Saved entries:
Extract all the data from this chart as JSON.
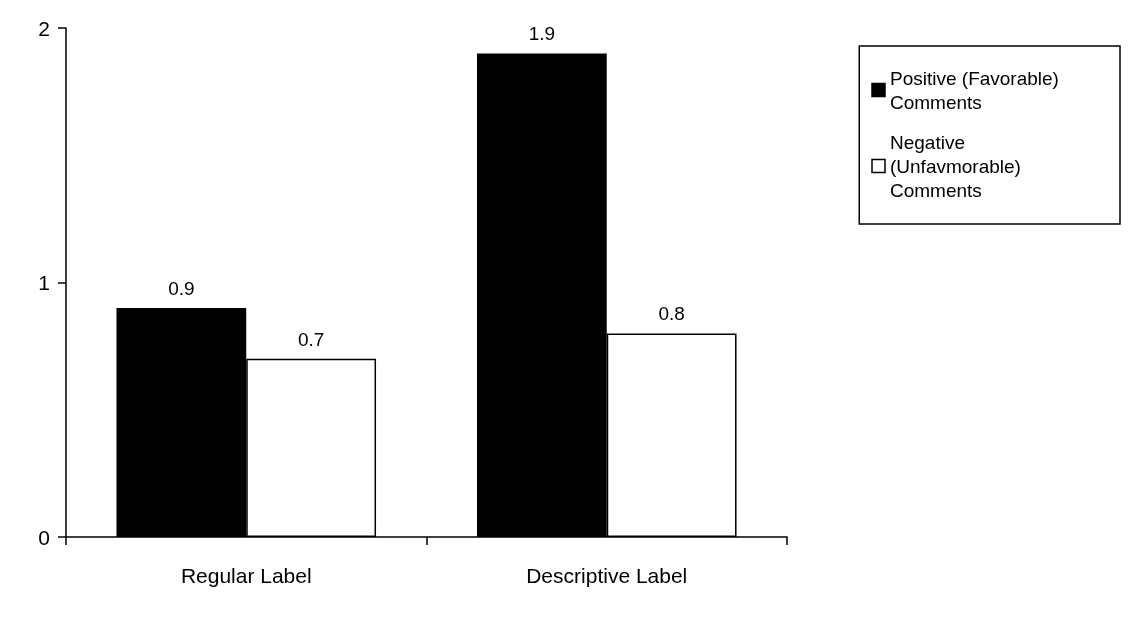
{
  "chart_data": {
    "type": "bar",
    "categories": [
      "Regular Label",
      "Descriptive Label"
    ],
    "series": [
      {
        "name": "Positive (Favorable) Comments",
        "color": "#000000",
        "values": [
          0.9,
          1.9
        ]
      },
      {
        "name": "Negative (Unfavmorable) Comments",
        "color": "#ffffff",
        "values": [
          0.7,
          0.8
        ]
      }
    ],
    "ylim": [
      0,
      2
    ],
    "yticks": [
      0,
      1,
      2
    ],
    "grid": false,
    "legend": "top right",
    "data_labels": true
  }
}
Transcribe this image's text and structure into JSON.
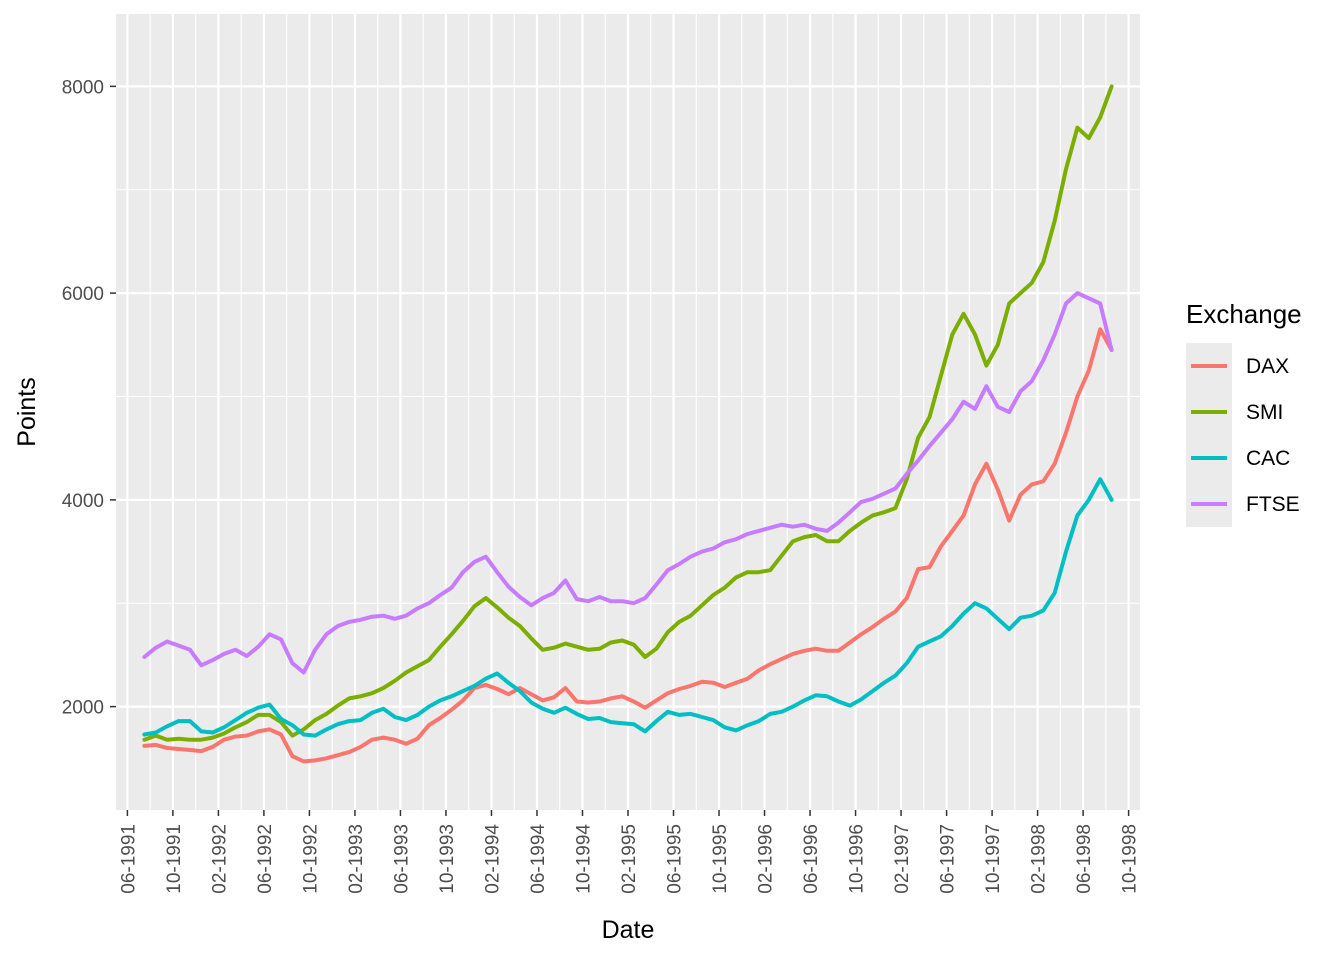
{
  "chart_data": {
    "type": "line",
    "title": "",
    "xlabel": "Date",
    "ylabel": "Points",
    "x_ticks": [
      "06-1991",
      "10-1991",
      "02-1992",
      "06-1992",
      "10-1992",
      "02-1993",
      "06-1993",
      "10-1993",
      "02-1994",
      "06-1994",
      "10-1994",
      "02-1995",
      "06-1995",
      "10-1995",
      "02-1996",
      "06-1996",
      "10-1996",
      "02-1997",
      "06-1997",
      "10-1997",
      "02-1998",
      "06-1998",
      "10-1998"
    ],
    "y_ticks": [
      2000,
      4000,
      6000,
      8000
    ],
    "xlim": [
      "1991-05-01",
      "1998-11-01"
    ],
    "ylim": [
      1000,
      8700
    ],
    "grid": true,
    "legend_title": "Exchange",
    "legend_position": "right",
    "x": [
      "1991-07",
      "1991-08",
      "1991-09",
      "1991-10",
      "1991-11",
      "1991-12",
      "1992-01",
      "1992-02",
      "1992-03",
      "1992-04",
      "1992-05",
      "1992-06",
      "1992-07",
      "1992-08",
      "1992-09",
      "1992-10",
      "1992-11",
      "1992-12",
      "1993-01",
      "1993-02",
      "1993-03",
      "1993-04",
      "1993-05",
      "1993-06",
      "1993-07",
      "1993-08",
      "1993-09",
      "1993-10",
      "1993-11",
      "1993-12",
      "1994-01",
      "1994-02",
      "1994-03",
      "1994-04",
      "1994-05",
      "1994-06",
      "1994-07",
      "1994-08",
      "1994-09",
      "1994-10",
      "1994-11",
      "1994-12",
      "1995-01",
      "1995-02",
      "1995-03",
      "1995-04",
      "1995-05",
      "1995-06",
      "1995-07",
      "1995-08",
      "1995-09",
      "1995-10",
      "1995-11",
      "1995-12",
      "1996-01",
      "1996-02",
      "1996-03",
      "1996-04",
      "1996-05",
      "1996-06",
      "1996-07",
      "1996-08",
      "1996-09",
      "1996-10",
      "1996-11",
      "1996-12",
      "1997-01",
      "1997-02",
      "1997-03",
      "1997-04",
      "1997-05",
      "1997-06",
      "1997-07",
      "1997-08",
      "1997-09",
      "1997-10",
      "1997-11",
      "1997-12",
      "1998-01",
      "1998-02",
      "1998-03",
      "1998-04",
      "1998-05",
      "1998-06",
      "1998-07",
      "1998-08"
    ],
    "series": [
      {
        "name": "DAX",
        "color": "#F8766D",
        "values": [
          1620,
          1630,
          1600,
          1590,
          1580,
          1570,
          1610,
          1680,
          1710,
          1720,
          1760,
          1780,
          1730,
          1520,
          1470,
          1480,
          1500,
          1530,
          1560,
          1610,
          1680,
          1700,
          1680,
          1640,
          1690,
          1820,
          1890,
          1970,
          2060,
          2180,
          2210,
          2170,
          2120,
          2180,
          2120,
          2060,
          2090,
          2180,
          2050,
          2040,
          2050,
          2080,
          2100,
          2050,
          1990,
          2060,
          2130,
          2170,
          2200,
          2240,
          2230,
          2190,
          2230,
          2270,
          2350,
          2410,
          2460,
          2510,
          2540,
          2560,
          2540,
          2540,
          2620,
          2700,
          2770,
          2850,
          2920,
          3050,
          3330,
          3350,
          3550,
          3700,
          3850,
          4150,
          4350,
          4100,
          3800,
          4050,
          4150,
          4180,
          4350,
          4650,
          5000,
          5250,
          5650,
          5450
        ]
      },
      {
        "name": "SMI",
        "color": "#7CAE00",
        "values": [
          1680,
          1720,
          1680,
          1690,
          1680,
          1680,
          1700,
          1740,
          1800,
          1850,
          1920,
          1920,
          1850,
          1720,
          1780,
          1870,
          1930,
          2010,
          2080,
          2100,
          2130,
          2180,
          2250,
          2330,
          2390,
          2450,
          2580,
          2700,
          2830,
          2970,
          3050,
          2960,
          2860,
          2780,
          2660,
          2550,
          2570,
          2610,
          2580,
          2550,
          2560,
          2620,
          2640,
          2600,
          2480,
          2560,
          2720,
          2820,
          2880,
          2980,
          3080,
          3150,
          3250,
          3300,
          3300,
          3320,
          3460,
          3600,
          3640,
          3660,
          3600,
          3600,
          3700,
          3780,
          3850,
          3880,
          3920,
          4200,
          4600,
          4800,
          5200,
          5600,
          5800,
          5600,
          5300,
          5500,
          5900,
          6000,
          6100,
          6300,
          6700,
          7200,
          7600,
          7500,
          7700,
          8000
        ]
      },
      {
        "name": "CAC",
        "color": "#00BFC4",
        "values": [
          1730,
          1750,
          1810,
          1860,
          1860,
          1760,
          1750,
          1800,
          1870,
          1940,
          1990,
          2020,
          1880,
          1820,
          1730,
          1720,
          1780,
          1830,
          1860,
          1870,
          1940,
          1980,
          1900,
          1870,
          1920,
          2000,
          2060,
          2100,
          2150,
          2200,
          2270,
          2320,
          2230,
          2150,
          2040,
          1980,
          1940,
          1990,
          1930,
          1880,
          1890,
          1850,
          1840,
          1830,
          1760,
          1860,
          1950,
          1920,
          1930,
          1900,
          1870,
          1800,
          1770,
          1820,
          1860,
          1930,
          1950,
          2000,
          2060,
          2110,
          2100,
          2050,
          2010,
          2070,
          2150,
          2230,
          2300,
          2420,
          2580,
          2630,
          2680,
          2780,
          2900,
          3000,
          2950,
          2850,
          2750,
          2860,
          2880,
          2930,
          3100,
          3500,
          3850,
          4000,
          4200,
          4000
        ]
      },
      {
        "name": "FTSE",
        "color": "#C77CFF",
        "values": [
          2480,
          2570,
          2630,
          2590,
          2550,
          2400,
          2450,
          2510,
          2550,
          2490,
          2580,
          2700,
          2650,
          2420,
          2330,
          2550,
          2700,
          2780,
          2820,
          2840,
          2870,
          2880,
          2850,
          2880,
          2950,
          3000,
          3080,
          3150,
          3300,
          3400,
          3450,
          3300,
          3160,
          3060,
          2980,
          3050,
          3100,
          3220,
          3040,
          3020,
          3060,
          3020,
          3020,
          3000,
          3050,
          3180,
          3320,
          3380,
          3450,
          3500,
          3530,
          3590,
          3620,
          3670,
          3700,
          3730,
          3760,
          3740,
          3760,
          3720,
          3700,
          3780,
          3880,
          3980,
          4010,
          4060,
          4110,
          4250,
          4380,
          4520,
          4650,
          4780,
          4950,
          4880,
          5100,
          4900,
          4850,
          5050,
          5150,
          5350,
          5600,
          5900,
          6000,
          5950,
          5900,
          5450
        ]
      }
    ]
  }
}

#### [Description of the task]
Repeat the material verbatim. Do not carry over any picture.

#### [Exercise response]
Extract all the data from this chart as JSON.
{
  "chart_data": {
    "type": "bar",
    "categories": [
      "Regular Label",
      "Descriptive Label"
    ],
    "series": [
      {
        "name": "Positive (Favorable) Comments",
        "color": "#000000",
        "values": [
          0.9,
          1.9
        ]
      },
      {
        "name": "Negative (Unfavmorable) Comments",
        "color": "#ffffff",
        "values": [
          0.7,
          0.8
        ]
      }
    ],
    "ylim": [
      0,
      2
    ],
    "yticks": [
      0,
      1,
      2
    ],
    "grid": false,
    "legend": "top right",
    "data_labels": true
  }
}
Transcribe this image's text and structure into JSON.
{
  "chart_data": {
    "type": "line",
    "title": "",
    "xlabel": "Date",
    "ylabel": "Points",
    "x_ticks": [
      "06-1991",
      "10-1991",
      "02-1992",
      "06-1992",
      "10-1992",
      "02-1993",
      "06-1993",
      "10-1993",
      "02-1994",
      "06-1994",
      "10-1994",
      "02-1995",
      "06-1995",
      "10-1995",
      "02-1996",
      "06-1996",
      "10-1996",
      "02-1997",
      "06-1997",
      "10-1997",
      "02-1998",
      "06-1998",
      "10-1998"
    ],
    "y_ticks": [
      2000,
      4000,
      6000,
      8000
    ],
    "xlim": [
      "1991-05-01",
      "1998-11-01"
    ],
    "ylim": [
      1000,
      8700
    ],
    "grid": true,
    "legend_title": "Exchange",
    "legend_position": "right",
    "x": [
      "1991-07",
      "1991-08",
      "1991-09",
      "1991-10",
      "1991-11",
      "1991-12",
      "1992-01",
      "1992-02",
      "1992-03",
      "1992-04",
      "1992-05",
      "1992-06",
      "1992-07",
      "1992-08",
      "1992-09",
      "1992-10",
      "1992-11",
      "1992-12",
      "1993-01",
      "1993-02",
      "1993-03",
      "1993-04",
      "1993-05",
      "1993-06",
      "1993-07",
      "1993-08",
      "1993-09",
      "1993-10",
      "1993-11",
      "1993-12",
      "1994-01",
      "1994-02",
      "1994-03",
      "1994-04",
      "1994-05",
      "1994-06",
      "1994-07",
      "1994-08",
      "1994-09",
      "1994-10",
      "1994-11",
      "1994-12",
      "1995-01",
      "1995-02",
      "1995-03",
      "1995-04",
      "1995-05",
      "1995-06",
      "1995-07",
      "1995-08",
      "1995-09",
      "1995-10",
      "1995-11",
      "1995-12",
      "1996-01",
      "1996-02",
      "1996-03",
      "1996-04",
      "1996-05",
      "1996-06",
      "1996-07",
      "1996-08",
      "1996-09",
      "1996-10",
      "1996-11",
      "1996-12",
      "1997-01",
      "1997-02",
      "1997-03",
      "1997-04",
      "1997-05",
      "1997-06",
      "1997-07",
      "1997-08",
      "1997-09",
      "1997-10",
      "1997-11",
      "1997-12",
      "1998-01",
      "1998-02",
      "1998-03",
      "1998-04",
      "1998-05",
      "1998-06",
      "1998-07",
      "1998-08"
    ],
    "series": [
      {
        "name": "DAX",
        "color": "#F8766D",
        "values": [
          1620,
          1630,
          1600,
          1590,
          1580,
          1570,
          1610,
          1680,
          1710,
          1720,
          1760,
          1780,
          1730,
          1520,
          1470,
          1480,
          1500,
          1530,
          1560,
          1610,
          1680,
          1700,
          1680,
          1640,
          1690,
          1820,
          1890,
          1970,
          2060,
          2180,
          2210,
          2170,
          2120,
          2180,
          2120,
          2060,
          2090,
          2180,
          2050,
          2040,
          2050,
          2080,
          2100,
          2050,
          1990,
          2060,
          2130,
          2170,
          2200,
          2240,
          2230,
          2190,
          2230,
          2270,
          2350,
          2410,
          2460,
          2510,
          2540,
          2560,
          2540,
          2540,
          2620,
          2700,
          2770,
          2850,
          2920,
          3050,
          3330,
          3350,
          3550,
          3700,
          3850,
          4150,
          4350,
          4100,
          3800,
          4050,
          4150,
          4180,
          4350,
          4650,
          5000,
          5250,
          5650,
          5450
        ]
      },
      {
        "name": "SMI",
        "color": "#7CAE00",
        "values": [
          1680,
          1720,
          1680,
          1690,
          1680,
          1680,
          1700,
          1740,
          1800,
          1850,
          1920,
          1920,
          1850,
          1720,
          1780,
          1870,
          1930,
          2010,
          2080,
          2100,
          2130,
          2180,
          2250,
          2330,
          2390,
          2450,
          2580,
          2700,
          2830,
          2970,
          3050,
          2960,
          2860,
          2780,
          2660,
          2550,
          2570,
          2610,
          2580,
          2550,
          2560,
          2620,
          2640,
          2600,
          2480,
          2560,
          2720,
          2820,
          2880,
          2980,
          3080,
          3150,
          3250,
          3300,
          3300,
          3320,
          3460,
          3600,
          3640,
          3660,
          3600,
          3600,
          3700,
          3780,
          3850,
          3880,
          3920,
          4200,
          4600,
          4800,
          5200,
          5600,
          5800,
          5600,
          5300,
          5500,
          5900,
          6000,
          6100,
          6300,
          6700,
          7200,
          7600,
          7500,
          7700,
          8000
        ]
      },
      {
        "name": "CAC",
        "color": "#00BFC4",
        "values": [
          1730,
          1750,
          1810,
          1860,
          1860,
          1760,
          1750,
          1800,
          1870,
          1940,
          1990,
          2020,
          1880,
          1820,
          1730,
          1720,
          1780,
          1830,
          1860,
          1870,
          1940,
          1980,
          1900,
          1870,
          1920,
          2000,
          2060,
          2100,
          2150,
          2200,
          2270,
          2320,
          2230,
          2150,
          2040,
          1980,
          1940,
          1990,
          1930,
          1880,
          1890,
          1850,
          1840,
          1830,
          1760,
          1860,
          1950,
          1920,
          1930,
          1900,
          1870,
          1800,
          1770,
          1820,
          1860,
          1930,
          1950,
          2000,
          2060,
          2110,
          2100,
          2050,
          2010,
          2070,
          2150,
          2230,
          2300,
          2420,
          2580,
          2630,
          2680,
          2780,
          2900,
          3000,
          2950,
          2850,
          2750,
          2860,
          2880,
          2930,
          3100,
          3500,
          3850,
          4000,
          4200,
          4000
        ]
      },
      {
        "name": "FTSE",
        "color": "#C77CFF",
        "values": [
          2480,
          2570,
          2630,
          2590,
          2550,
          2400,
          2450,
          2510,
          2550,
          2490,
          2580,
          2700,
          2650,
          2420,
          2330,
          2550,
          2700,
          2780,
          2820,
          2840,
          2870,
          2880,
          2850,
          2880,
          2950,
          3000,
          3080,
          3150,
          3300,
          3400,
          3450,
          3300,
          3160,
          3060,
          2980,
          3050,
          3100,
          3220,
          3040,
          3020,
          3060,
          3020,
          3020,
          3000,
          3050,
          3180,
          3320,
          3380,
          3450,
          3500,
          3530,
          3590,
          3620,
          3670,
          3700,
          3730,
          3760,
          3740,
          3760,
          3720,
          3700,
          3780,
          3880,
          3980,
          4010,
          4060,
          4110,
          4250,
          4380,
          4520,
          4650,
          4780,
          4950,
          4880,
          5100,
          4900,
          4850,
          5050,
          5150,
          5350,
          5600,
          5900,
          6000,
          5950,
          5900,
          5450
        ]
      }
    ]
  }
}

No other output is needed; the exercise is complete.